**WORK REQUIRED:** Copy out the lines that have "elektrické" in them.

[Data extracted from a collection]
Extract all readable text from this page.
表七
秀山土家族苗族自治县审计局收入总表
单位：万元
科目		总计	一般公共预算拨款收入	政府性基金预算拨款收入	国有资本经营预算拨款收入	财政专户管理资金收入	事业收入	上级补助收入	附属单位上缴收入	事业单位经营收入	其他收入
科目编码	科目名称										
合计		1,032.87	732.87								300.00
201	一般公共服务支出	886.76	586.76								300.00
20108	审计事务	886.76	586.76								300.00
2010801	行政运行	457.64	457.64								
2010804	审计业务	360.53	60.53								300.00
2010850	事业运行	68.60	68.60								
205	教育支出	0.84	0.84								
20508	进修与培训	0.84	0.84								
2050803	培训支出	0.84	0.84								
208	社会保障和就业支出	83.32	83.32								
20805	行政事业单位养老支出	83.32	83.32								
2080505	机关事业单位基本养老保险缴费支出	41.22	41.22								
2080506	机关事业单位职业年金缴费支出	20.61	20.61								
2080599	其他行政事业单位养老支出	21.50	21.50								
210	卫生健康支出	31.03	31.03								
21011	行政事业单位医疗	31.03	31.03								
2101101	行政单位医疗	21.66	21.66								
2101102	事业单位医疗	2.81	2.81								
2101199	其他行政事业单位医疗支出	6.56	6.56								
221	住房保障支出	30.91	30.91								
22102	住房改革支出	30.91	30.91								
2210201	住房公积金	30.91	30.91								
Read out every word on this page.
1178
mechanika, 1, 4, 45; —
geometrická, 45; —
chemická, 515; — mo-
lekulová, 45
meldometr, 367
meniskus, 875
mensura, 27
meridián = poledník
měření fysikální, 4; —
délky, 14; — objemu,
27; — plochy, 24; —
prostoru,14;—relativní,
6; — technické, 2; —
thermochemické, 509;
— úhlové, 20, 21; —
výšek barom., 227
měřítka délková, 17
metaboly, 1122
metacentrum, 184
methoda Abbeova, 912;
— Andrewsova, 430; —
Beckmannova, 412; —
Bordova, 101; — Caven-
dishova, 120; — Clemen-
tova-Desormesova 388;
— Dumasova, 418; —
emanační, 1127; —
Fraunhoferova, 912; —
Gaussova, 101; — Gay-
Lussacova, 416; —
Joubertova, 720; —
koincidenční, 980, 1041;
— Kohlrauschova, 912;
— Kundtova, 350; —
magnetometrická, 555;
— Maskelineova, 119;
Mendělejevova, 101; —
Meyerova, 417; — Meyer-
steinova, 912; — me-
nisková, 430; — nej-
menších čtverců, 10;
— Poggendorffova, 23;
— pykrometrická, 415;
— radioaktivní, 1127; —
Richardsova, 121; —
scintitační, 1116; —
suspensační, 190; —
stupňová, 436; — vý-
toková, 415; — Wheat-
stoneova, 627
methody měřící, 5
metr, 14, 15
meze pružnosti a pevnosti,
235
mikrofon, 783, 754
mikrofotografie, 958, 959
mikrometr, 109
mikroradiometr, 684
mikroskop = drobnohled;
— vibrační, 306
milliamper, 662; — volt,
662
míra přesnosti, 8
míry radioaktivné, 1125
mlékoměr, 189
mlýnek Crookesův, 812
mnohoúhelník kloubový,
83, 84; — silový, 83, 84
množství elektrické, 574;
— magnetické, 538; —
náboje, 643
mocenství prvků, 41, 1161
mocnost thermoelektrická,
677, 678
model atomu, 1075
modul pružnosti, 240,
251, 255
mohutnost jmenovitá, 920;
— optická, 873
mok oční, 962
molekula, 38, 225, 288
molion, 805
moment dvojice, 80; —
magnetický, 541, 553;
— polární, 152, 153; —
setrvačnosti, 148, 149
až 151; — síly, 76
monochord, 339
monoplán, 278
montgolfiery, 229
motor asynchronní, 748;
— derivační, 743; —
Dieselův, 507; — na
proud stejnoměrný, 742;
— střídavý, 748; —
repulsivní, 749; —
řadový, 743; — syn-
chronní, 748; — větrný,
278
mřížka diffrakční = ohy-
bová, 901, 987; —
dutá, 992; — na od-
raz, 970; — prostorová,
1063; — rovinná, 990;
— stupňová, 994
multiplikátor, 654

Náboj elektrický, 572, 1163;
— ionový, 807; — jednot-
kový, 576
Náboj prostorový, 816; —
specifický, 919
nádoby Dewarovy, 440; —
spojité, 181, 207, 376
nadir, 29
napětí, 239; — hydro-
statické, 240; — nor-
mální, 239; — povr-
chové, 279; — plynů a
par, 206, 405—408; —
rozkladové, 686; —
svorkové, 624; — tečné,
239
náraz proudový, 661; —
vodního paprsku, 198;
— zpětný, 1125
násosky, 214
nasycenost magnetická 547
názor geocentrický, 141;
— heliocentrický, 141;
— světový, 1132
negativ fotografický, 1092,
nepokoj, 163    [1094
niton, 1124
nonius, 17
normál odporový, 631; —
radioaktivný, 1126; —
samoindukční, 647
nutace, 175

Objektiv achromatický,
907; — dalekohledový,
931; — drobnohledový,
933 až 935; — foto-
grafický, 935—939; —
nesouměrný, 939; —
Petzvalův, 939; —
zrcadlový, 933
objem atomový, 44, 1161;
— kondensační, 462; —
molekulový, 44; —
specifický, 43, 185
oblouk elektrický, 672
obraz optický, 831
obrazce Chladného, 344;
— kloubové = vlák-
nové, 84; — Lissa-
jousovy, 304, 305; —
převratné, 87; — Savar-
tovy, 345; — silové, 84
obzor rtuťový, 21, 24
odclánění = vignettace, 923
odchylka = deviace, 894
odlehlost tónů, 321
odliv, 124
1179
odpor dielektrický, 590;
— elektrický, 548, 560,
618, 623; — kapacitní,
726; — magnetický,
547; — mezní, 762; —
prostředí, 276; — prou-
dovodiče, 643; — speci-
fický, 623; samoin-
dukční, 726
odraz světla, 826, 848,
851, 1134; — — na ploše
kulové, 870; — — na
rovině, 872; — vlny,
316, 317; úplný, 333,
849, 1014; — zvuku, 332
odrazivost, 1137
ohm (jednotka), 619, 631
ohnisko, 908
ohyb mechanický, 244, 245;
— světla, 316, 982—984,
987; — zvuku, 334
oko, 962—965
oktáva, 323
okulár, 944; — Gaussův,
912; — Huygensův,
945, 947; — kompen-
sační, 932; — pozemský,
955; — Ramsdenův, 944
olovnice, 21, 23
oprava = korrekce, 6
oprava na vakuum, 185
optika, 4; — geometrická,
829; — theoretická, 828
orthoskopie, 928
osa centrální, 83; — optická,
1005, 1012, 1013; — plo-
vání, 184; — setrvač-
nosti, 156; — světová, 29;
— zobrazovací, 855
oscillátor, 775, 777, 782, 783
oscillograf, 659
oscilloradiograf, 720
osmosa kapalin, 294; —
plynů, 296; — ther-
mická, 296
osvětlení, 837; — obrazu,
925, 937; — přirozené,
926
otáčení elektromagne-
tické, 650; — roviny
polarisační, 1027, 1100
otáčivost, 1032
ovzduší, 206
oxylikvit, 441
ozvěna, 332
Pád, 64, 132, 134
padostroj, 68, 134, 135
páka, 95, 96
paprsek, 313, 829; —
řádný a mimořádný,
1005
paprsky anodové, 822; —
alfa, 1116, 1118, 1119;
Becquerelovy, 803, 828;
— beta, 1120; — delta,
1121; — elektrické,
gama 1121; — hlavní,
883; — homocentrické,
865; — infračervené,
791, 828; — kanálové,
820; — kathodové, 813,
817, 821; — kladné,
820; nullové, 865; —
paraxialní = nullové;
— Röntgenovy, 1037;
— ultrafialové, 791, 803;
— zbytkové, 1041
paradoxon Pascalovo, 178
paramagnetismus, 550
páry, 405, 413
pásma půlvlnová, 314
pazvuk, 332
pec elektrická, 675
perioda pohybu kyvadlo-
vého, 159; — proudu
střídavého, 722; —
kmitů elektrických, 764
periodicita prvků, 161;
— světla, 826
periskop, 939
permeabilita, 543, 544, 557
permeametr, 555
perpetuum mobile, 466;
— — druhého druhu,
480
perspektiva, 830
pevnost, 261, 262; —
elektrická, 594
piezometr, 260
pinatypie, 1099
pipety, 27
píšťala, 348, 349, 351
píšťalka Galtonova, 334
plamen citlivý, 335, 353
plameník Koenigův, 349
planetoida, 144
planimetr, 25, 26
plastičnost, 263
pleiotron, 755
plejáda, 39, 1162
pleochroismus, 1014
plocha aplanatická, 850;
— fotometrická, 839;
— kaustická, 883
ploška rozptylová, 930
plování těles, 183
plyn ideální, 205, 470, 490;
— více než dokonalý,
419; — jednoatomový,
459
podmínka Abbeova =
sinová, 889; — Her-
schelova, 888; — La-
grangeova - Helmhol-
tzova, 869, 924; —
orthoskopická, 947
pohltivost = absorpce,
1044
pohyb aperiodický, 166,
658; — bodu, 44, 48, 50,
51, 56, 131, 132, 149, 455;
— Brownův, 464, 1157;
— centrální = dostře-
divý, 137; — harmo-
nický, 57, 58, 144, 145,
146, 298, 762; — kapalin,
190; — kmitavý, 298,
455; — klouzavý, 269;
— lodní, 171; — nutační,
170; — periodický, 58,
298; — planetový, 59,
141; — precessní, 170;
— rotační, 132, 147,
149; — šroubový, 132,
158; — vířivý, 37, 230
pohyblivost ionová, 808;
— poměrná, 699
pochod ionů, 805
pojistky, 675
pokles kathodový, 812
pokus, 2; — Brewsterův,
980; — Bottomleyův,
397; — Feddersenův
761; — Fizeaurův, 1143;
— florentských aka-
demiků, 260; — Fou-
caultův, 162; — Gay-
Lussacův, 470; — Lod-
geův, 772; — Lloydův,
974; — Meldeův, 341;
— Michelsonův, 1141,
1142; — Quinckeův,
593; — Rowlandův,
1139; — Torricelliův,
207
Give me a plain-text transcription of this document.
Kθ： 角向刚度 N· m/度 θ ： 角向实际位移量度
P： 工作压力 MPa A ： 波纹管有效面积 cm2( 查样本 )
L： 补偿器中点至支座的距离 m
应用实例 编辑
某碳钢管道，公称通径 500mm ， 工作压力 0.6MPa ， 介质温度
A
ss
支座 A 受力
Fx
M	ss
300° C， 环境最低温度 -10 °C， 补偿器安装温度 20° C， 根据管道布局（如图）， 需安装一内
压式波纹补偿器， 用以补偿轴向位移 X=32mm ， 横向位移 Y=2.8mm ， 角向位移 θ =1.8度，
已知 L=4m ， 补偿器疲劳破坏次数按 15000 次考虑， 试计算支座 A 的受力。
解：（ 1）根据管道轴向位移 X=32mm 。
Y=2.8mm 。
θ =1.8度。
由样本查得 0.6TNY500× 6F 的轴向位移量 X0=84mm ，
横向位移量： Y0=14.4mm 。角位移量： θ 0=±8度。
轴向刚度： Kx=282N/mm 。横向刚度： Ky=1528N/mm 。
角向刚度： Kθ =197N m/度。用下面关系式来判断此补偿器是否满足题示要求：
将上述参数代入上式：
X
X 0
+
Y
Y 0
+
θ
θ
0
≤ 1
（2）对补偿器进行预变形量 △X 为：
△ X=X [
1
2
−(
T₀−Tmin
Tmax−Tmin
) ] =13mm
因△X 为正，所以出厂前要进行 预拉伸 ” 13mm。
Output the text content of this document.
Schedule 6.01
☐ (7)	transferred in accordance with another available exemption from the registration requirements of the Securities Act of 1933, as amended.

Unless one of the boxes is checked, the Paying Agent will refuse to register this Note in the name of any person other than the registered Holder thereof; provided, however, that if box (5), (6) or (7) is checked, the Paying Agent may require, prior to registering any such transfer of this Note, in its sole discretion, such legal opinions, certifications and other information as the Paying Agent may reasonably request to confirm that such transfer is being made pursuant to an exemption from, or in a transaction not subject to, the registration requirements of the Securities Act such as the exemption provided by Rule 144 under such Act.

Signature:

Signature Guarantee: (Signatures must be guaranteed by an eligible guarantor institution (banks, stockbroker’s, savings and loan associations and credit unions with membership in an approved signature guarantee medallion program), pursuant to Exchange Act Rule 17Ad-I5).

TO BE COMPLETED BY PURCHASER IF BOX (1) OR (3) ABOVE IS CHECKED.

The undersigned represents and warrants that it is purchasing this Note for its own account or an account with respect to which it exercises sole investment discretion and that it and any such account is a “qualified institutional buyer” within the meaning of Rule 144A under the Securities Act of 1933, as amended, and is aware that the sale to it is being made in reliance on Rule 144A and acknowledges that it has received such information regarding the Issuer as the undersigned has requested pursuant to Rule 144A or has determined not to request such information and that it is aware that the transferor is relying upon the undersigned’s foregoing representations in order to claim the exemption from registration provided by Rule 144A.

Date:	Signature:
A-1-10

**EXERCISE SOLUTION:**
množství elektrické, 574;
1121; — elektrické,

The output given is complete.